■ **Written instruction**:
Look at the entries below and reproduce them exactly.

## BEGIN

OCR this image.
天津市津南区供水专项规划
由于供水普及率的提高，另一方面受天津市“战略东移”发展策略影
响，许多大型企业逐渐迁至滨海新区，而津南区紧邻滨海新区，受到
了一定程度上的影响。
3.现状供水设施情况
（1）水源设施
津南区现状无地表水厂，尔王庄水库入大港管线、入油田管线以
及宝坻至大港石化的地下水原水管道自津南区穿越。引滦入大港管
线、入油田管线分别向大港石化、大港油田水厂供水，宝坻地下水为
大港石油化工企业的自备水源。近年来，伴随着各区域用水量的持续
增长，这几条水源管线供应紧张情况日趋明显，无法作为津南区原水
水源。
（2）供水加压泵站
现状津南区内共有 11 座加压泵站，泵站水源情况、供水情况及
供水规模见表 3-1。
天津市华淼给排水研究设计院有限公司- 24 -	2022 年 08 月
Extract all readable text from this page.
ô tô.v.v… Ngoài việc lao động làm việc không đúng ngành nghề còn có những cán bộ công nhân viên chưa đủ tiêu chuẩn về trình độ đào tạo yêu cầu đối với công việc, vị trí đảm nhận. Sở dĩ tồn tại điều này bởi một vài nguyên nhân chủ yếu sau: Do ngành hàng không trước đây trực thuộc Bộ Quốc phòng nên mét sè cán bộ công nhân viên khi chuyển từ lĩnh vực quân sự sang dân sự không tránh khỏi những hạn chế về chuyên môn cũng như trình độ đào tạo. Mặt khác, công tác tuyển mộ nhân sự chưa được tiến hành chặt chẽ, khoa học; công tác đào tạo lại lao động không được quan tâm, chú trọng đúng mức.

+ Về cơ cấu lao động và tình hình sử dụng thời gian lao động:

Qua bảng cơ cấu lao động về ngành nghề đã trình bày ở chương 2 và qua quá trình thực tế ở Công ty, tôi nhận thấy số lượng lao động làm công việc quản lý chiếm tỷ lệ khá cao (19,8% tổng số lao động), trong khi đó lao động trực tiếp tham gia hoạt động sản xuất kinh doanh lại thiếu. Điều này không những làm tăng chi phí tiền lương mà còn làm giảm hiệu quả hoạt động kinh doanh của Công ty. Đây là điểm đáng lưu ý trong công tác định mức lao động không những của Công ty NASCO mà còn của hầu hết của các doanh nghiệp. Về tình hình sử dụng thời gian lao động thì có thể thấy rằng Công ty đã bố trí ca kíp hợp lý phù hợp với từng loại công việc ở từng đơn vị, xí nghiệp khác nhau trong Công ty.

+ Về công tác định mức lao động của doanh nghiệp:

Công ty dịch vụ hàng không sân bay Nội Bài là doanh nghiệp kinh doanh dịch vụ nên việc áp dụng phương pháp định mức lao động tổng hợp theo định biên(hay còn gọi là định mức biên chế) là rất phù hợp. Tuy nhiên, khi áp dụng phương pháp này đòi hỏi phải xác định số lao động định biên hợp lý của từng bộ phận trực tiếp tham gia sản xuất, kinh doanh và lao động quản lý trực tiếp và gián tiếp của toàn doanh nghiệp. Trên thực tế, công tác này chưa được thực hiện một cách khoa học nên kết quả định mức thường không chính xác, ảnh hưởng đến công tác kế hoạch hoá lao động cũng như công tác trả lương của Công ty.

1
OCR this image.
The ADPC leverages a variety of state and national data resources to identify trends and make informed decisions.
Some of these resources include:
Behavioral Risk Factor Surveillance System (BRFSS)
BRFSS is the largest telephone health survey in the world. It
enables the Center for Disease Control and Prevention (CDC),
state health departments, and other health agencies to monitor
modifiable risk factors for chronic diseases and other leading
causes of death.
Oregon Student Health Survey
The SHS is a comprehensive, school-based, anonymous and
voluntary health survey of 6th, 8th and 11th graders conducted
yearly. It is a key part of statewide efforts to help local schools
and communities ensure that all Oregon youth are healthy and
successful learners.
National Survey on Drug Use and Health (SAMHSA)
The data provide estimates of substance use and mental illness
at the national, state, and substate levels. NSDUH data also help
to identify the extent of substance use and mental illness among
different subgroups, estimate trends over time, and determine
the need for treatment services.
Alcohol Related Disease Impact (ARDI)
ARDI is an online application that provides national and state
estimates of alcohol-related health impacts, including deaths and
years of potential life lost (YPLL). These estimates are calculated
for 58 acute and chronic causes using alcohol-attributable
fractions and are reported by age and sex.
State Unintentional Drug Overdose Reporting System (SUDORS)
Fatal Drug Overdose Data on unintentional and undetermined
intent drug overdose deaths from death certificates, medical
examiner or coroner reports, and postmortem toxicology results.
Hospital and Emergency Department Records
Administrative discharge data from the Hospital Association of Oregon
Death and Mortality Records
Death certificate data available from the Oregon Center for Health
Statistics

## END

■ **Task result**:
OCR this image.
天津市津南区供水专项规划
由于供水普及率的提高，另一方面受天津市“战略东移”发展策略影
响，许多大型企业逐渐迁至滨海新区，而津南区紧邻滨海新区，受到
了一定程度上的影响。
3.现状供水设施情况
（1）水源设施
津南区现状无地表水厂，尔王庄水库入大港管线、入油田管线以
及宝坻至大港石化的地下水原水管道自津南区穿越。引滦入大港管
线、入油田管线分别向大港石化、大港油田水厂供水，宝坻地下水为
大港石油化工企业的自备水源。近年来，伴随着各区域用水量的持续
增长，这几条水源管线供应紧张情况日趋明显，无法作为津南区原水
水源。
（2）供水加压泵站
现状津南区内共有 11 座加压泵站，泵站水源情况、供水情况及
供水规模见表 3-1。
天津市华淼给排水研究设计院有限公司- 24 -	2022 年 08 月
Extract all readable text from this page.
ô tô.v.v… Ngoài việc lao động làm việc không đúng ngành nghề còn có những cán bộ công nhân viên chưa đủ tiêu chuẩn về trình độ đào tạo yêu cầu đối với công việc, vị trí đảm nhận. Sở dĩ tồn tại điều này bởi một vài nguyên nhân chủ yếu sau: Do ngành hàng không trước đây trực thuộc Bộ Quốc phòng nên mét sè cán bộ công nhân viên khi chuyển từ lĩnh vực quân sự sang dân sự không tránh khỏi những hạn chế về chuyên môn cũng như trình độ đào tạo. Mặt khác, công tác tuyển mộ nhân sự chưa được tiến hành chặt chẽ, khoa học; công tác đào tạo lại lao động không được quan tâm, chú trọng đúng mức.

+ Về cơ cấu lao động và tình hình sử dụng thời gian lao động:

Qua bảng cơ cấu lao động về ngành nghề đã trình bày ở chương 2 và qua quá trình thực tế ở Công ty, tôi nhận thấy số lượng lao động làm công việc quản lý chiếm tỷ lệ khá cao (19,8% tổng số lao động), trong khi đó lao động trực tiếp tham gia hoạt động sản xuất kinh doanh lại thiếu. Điều này không những làm tăng chi phí tiền lương mà còn làm giảm hiệu quả hoạt động kinh doanh của Công ty. Đây là điểm đáng lưu ý trong công tác định mức lao động không những của Công ty NASCO mà còn của hầu hết của các doanh nghiệp. Về tình hình sử dụng thời gian lao động thì có thể thấy rằng Công ty đã bố trí ca kíp hợp lý phù hợp với từng loại công việc ở từng đơn vị, xí nghiệp khác nhau trong Công ty.

+ Về công tác định mức lao động của doanh nghiệp:

Công ty dịch vụ hàng không sân bay Nội Bài là doanh nghiệp kinh doanh dịch vụ nên việc áp dụng phương pháp định mức lao động tổng hợp theo định biên(hay còn gọi là định mức biên chế) là rất phù hợp. Tuy nhiên, khi áp dụng phương pháp này đòi hỏi phải xác định số lao động định biên hợp lý của từng bộ phận trực tiếp tham gia sản xuất, kinh doanh và lao động quản lý trực tiếp và gián tiếp của toàn doanh nghiệp. Trên thực tế, công tác này chưa được thực hiện một cách khoa học nên kết quả định mức thường không chính xác, ảnh hưởng đến công tác kế hoạch hoá lao động cũng như công tác trả lương của Công ty.

1
OCR this image.
The ADPC leverages a variety of state and national data resources to identify trends and make informed decisions.
Some of these resources include:
Behavioral Risk Factor Surveillance System (BRFSS)
BRFSS is the largest telephone health survey in the world. It
enables the Center for Disease Control and Prevention (CDC),
state health departments, and other health agencies to monitor
modifiable risk factors for chronic diseases and other leading
causes of death.
Oregon Student Health Survey
The SHS is a comprehensive, school-based, anonymous and
voluntary health survey of 6th, 8th and 11th graders conducted
yearly. It is a key part of statewide efforts to help local schools
and communities ensure that all Oregon youth are healthy and
successful learners.
National Survey on Drug Use and Health (SAMHSA)
The data provide estimates of substance use and mental illness
at the national, state, and substate levels. NSDUH data also help
to identify the extent of substance use and mental illness among
different subgroups, estimate trends over time, and determine
the need for treatment services.
Alcohol Related Disease Impact (ARDI)
ARDI is an online application that provides national and state
estimates of alcohol-related health impacts, including deaths and
years of potential life lost (YPLL). These estimates are calculated
for 58 acute and chronic causes using alcohol-attributable
fractions and are reported by age and sex.
State Unintentional Drug Overdose Reporting System (SUDORS)
Fatal Drug Overdose Data on unintentional and undetermined
intent drug overdose deaths from death certificates, medical
examiner or coroner reports, and postmortem toxicology results.
Hospital and Emergency Department Records
Administrative discharge data from the Hospital Association of Oregon
Death and Mortality Records
Death certificate data available from the Oregon Center for Health
Statistics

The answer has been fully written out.